Data records

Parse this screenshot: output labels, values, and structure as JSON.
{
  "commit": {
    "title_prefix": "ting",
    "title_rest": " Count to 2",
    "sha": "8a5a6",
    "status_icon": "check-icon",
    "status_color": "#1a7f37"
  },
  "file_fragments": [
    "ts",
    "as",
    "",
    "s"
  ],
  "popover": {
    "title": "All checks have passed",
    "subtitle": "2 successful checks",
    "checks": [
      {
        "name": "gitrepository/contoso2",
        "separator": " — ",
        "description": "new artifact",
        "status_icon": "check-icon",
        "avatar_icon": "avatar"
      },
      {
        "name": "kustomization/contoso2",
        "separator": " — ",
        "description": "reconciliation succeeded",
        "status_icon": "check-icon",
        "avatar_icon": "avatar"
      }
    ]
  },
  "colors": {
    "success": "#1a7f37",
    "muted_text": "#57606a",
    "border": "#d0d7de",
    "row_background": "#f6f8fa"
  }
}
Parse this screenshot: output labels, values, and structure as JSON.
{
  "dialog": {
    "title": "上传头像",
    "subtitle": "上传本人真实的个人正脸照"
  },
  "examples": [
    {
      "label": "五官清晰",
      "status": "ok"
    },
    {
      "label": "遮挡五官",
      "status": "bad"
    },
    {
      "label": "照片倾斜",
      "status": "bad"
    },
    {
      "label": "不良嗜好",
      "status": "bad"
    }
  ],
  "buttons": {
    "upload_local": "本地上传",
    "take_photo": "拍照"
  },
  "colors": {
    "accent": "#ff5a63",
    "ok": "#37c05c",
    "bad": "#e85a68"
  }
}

TASK: Transcribe each entry exactly.

OUTPUT BELOW:
Parse this screenshot: output labels, values, and structure as JSON.
{
  "commit": {
    "title_prefix": "ting",
    "title_rest": " Count to 2",
    "sha": "8a5a6",
    "status_icon": "check-icon",
    "status_color": "#1a7f37"
  },
  "file_fragments": [
    "ts",
    "as",
    "",
    "s"
  ],
  "popover": {
    "title": "All checks have passed",
    "subtitle": "2 successful checks",
    "checks": [
      {
        "name": "gitrepository/contoso2",
        "separator": " — ",
        "description": "new artifact",
        "status_icon": "check-icon",
        "avatar_icon": "avatar"
      },
      {
        "name": "kustomization/contoso2",
        "separator": " — ",
        "description": "reconciliation succeeded",
        "status_icon": "check-icon",
        "avatar_icon": "avatar"
      }
    ]
  },
  "colors": {
    "success": "#1a7f37",
    "muted_text": "#57606a",
    "border": "#d0d7de",
    "row_background": "#f6f8fa"
  }
}
Parse this screenshot: output labels, values, and structure as JSON.
{
  "dialog": {
    "title": "上传头像",
    "subtitle": "上传本人真实的个人正脸照"
  },
  "examples": [
    {
      "label": "五官清晰",
      "status": "ok"
    },
    {
      "label": "遮挡五官",
      "status": "bad"
    },
    {
      "label": "照片倾斜",
      "status": "bad"
    },
    {
      "label": "不良嗜好",
      "status": "bad"
    }
  ],
  "buttons": {
    "upload_local": "本地上传",
    "take_photo": "拍照"
  },
  "colors": {
    "accent": "#ff5a63",
    "ok": "#37c05c",
    "bad": "#e85a68"
  }
}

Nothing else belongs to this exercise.